## ESERCIZIO A
Elenca tutti i nomi che, secondo il brano sul fascismo a Sasso Marconi, il comune ha avuto nel tempo.

## BRANO DI RIFERIMENTO
Il fascismo a Sasso Marconi

La marcia su Ravenna

Sono gli albori del fascismo rappresentati in questa fotografia dietro la quale c’è scritto “Ravenna settembre 1921”. é la marcia su Ravenna, la prima marcia in camicia nera che, prende spunto dal sesto centenario della morte di Dante, porta le squadre di Italo Balbo e di Dino Grandi in Romagna. La tomba del poeta da omaggiare è la scusa, la camera del lavoro e le sedi delle cooperative da distruggere i veri obiettivi. In posa alcuni componenti del fascio di combattimento di Sasso Bolognese, come compare scritto sulla bandiera.

Antifascismo e lotta di Liberazione nel bolognese

il secondo Battaglione della “Santa Justa”, la Brigata che operò in particolare a Sasso, fotografato subito dopo la entrata in Bologna il 21 aprile 1945

Fino al 1935 il comune era chiamato Praduro e Sasso (il nome della rupe che sovrasta il capoluogo), diventò poi Sasso Bolognese e, infine nel 1938, assunse il nome di Sasso Marconi in omaggio allo scienziato scomparso l’anno precedente. Fin dai primi anni del secolo, si delineò in Sasso un movimento operaio che nel 1914 portò alla conquista del comune da parte
delle organizzazioni operaie.

## ESERCIZIO B
Nei record, sostituisci "label-text" con "text-label" nelle righe che vanno da quella che contiene "bullet-icon: [8, 383, 14, 393]" a quella che contiene "row-label-pptp-password: PPTP Password: [8, 266, 122, 286]", entrambe incluse. Riporta solo queste righe, per il resto invariate.

## RECORD DA USARE

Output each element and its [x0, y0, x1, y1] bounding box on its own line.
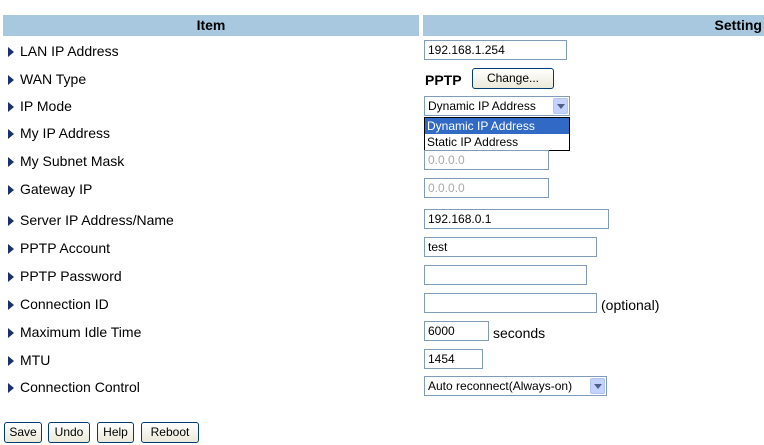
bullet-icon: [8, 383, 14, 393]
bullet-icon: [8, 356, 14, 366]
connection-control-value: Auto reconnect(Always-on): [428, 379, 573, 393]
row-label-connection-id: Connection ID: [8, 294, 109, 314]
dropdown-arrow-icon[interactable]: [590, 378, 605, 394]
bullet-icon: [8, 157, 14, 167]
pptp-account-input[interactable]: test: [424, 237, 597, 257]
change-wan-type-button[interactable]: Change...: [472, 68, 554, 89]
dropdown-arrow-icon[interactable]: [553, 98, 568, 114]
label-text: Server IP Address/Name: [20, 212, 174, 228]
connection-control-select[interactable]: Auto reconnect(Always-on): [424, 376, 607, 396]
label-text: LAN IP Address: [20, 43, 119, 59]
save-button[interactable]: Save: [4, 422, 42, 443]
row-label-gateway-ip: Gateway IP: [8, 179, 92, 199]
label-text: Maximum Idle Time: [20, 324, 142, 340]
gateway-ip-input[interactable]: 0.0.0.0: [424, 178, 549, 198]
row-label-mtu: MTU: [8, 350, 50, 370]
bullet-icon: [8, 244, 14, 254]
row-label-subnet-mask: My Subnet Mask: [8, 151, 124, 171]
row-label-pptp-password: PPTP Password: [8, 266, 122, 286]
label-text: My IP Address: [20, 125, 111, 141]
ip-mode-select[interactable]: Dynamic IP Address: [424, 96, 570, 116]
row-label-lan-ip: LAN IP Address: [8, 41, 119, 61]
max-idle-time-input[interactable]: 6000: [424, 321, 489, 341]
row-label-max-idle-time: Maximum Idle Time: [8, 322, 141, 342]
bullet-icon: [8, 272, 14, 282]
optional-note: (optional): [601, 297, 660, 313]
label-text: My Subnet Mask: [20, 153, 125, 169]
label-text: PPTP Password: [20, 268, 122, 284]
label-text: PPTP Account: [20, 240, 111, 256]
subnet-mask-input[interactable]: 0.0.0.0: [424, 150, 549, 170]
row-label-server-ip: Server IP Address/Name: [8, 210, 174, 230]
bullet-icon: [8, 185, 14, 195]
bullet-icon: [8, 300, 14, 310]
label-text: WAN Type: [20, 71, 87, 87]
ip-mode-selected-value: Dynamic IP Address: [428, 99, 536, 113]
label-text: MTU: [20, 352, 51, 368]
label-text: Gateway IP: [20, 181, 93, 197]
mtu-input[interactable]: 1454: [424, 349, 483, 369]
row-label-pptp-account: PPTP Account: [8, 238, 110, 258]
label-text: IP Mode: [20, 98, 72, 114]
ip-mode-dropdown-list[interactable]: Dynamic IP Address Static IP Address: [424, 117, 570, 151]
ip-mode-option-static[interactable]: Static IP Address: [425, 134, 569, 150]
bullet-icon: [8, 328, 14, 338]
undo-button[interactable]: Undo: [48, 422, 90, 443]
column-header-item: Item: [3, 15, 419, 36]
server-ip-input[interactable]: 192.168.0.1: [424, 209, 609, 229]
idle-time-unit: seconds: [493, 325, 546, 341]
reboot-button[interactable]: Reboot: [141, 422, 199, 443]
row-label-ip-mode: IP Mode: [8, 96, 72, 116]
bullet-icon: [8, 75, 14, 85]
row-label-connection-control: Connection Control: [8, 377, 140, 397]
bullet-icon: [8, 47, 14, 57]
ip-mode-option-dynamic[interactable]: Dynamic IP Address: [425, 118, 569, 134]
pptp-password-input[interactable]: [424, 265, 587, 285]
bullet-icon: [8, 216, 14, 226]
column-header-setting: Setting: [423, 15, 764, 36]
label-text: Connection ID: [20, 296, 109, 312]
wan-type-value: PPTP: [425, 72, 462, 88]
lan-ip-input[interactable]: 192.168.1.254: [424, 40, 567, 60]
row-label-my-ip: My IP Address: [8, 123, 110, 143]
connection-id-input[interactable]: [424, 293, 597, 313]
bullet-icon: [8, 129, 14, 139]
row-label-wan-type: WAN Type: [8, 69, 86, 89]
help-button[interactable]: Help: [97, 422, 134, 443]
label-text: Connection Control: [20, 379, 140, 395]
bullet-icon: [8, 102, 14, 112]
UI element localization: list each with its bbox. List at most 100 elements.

* * *

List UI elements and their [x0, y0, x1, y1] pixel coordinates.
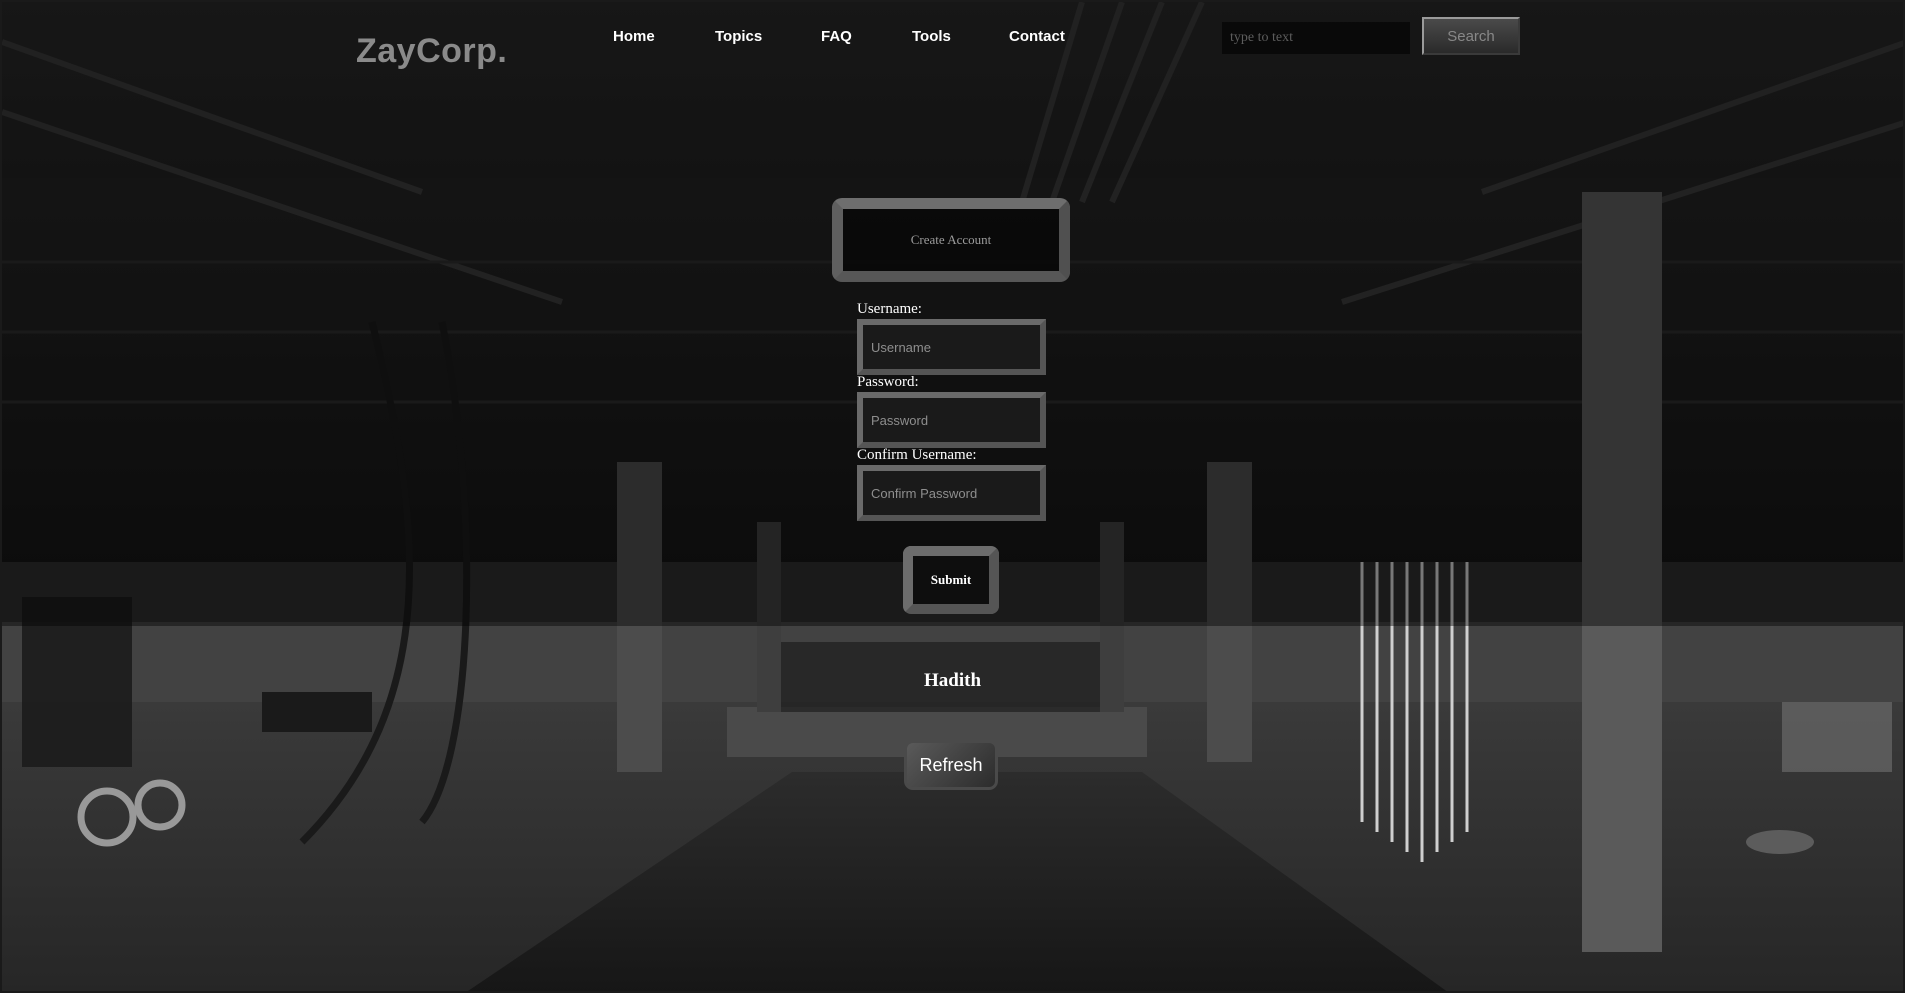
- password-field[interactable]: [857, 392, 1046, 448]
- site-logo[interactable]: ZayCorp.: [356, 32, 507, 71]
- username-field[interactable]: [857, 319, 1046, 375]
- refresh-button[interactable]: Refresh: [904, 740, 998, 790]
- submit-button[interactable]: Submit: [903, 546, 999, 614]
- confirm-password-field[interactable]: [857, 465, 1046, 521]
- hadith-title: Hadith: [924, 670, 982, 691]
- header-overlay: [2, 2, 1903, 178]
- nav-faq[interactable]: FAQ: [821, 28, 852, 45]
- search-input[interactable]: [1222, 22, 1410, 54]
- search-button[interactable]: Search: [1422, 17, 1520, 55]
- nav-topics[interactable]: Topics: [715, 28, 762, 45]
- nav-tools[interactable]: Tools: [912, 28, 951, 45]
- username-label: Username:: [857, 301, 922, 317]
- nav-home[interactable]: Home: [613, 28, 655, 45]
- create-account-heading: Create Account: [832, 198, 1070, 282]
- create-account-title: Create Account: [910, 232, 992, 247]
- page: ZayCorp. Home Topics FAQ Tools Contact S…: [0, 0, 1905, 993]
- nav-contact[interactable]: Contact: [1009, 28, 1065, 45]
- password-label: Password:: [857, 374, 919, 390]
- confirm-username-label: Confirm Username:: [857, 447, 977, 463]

## RISPOSTA A
Praduro e Sasso
Sasso Bolognese
Sasso Marconi

## RISPOSTA B
bullet-icon: [8, 383, 14, 393]
bullet-icon: [8, 356, 14, 366]
connection-control-value: Auto reconnect(Always-on): [428, 379, 573, 393]
row-label-connection-id: Connection ID: [8, 294, 109, 314]
dropdown-arrow-icon[interactable]: [590, 378, 605, 394]
bullet-icon: [8, 157, 14, 167]
pptp-account-input[interactable]: test: [424, 237, 597, 257]
change-wan-type-button[interactable]: Change...: [472, 68, 554, 89]
dropdown-arrow-icon[interactable]: [553, 98, 568, 114]
text-label: Server IP Address/Name: [20, 212, 174, 228]
connection-control-select[interactable]: Auto reconnect(Always-on): [424, 376, 607, 396]
text-label: LAN IP Address: [20, 43, 119, 59]
save-button[interactable]: Save: [4, 422, 42, 443]
row-label-gateway-ip: Gateway IP: [8, 179, 92, 199]
text-label: Maximum Idle Time: [20, 324, 142, 340]
gateway-ip-input[interactable]: 0.0.0.0: [424, 178, 549, 198]
row-label-mtu: MTU: [8, 350, 50, 370]
bullet-icon: [8, 244, 14, 254]
row-label-subnet-mask: My Subnet Mask: [8, 151, 124, 171]
row-label-pptp-password: PPTP Password: [8, 266, 122, 286]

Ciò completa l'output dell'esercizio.